### What the exercise asks
Count the lines below that contain the word "Totalt", and report only that number.

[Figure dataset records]
= = =

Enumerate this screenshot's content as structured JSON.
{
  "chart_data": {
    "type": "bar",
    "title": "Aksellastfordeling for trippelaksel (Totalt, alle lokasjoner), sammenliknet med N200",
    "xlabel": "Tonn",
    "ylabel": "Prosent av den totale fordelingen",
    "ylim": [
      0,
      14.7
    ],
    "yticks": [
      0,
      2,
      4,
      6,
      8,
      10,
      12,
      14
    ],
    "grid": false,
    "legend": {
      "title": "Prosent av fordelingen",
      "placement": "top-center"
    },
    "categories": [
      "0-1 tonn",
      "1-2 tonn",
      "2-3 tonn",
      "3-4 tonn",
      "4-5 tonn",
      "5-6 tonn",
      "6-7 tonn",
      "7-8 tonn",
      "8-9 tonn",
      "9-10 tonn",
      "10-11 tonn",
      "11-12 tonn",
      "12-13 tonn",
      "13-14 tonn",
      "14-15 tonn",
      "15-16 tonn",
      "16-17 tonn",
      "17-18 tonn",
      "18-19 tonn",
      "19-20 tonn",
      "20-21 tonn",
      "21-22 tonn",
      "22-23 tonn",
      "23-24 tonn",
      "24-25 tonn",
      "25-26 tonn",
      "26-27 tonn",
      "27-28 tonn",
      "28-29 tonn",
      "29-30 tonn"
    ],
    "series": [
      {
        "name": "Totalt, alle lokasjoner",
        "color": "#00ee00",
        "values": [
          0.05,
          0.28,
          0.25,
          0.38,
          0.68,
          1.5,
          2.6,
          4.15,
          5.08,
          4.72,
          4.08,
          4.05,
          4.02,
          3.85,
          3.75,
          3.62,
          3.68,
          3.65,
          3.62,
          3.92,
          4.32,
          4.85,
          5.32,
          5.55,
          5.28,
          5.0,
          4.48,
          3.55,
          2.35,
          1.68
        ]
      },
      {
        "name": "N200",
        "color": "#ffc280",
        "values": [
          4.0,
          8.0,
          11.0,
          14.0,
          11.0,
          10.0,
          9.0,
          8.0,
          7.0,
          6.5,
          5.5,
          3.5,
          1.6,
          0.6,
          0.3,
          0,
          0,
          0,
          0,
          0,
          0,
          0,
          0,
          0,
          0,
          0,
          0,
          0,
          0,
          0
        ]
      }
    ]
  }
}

= = =

### Reply to the task
2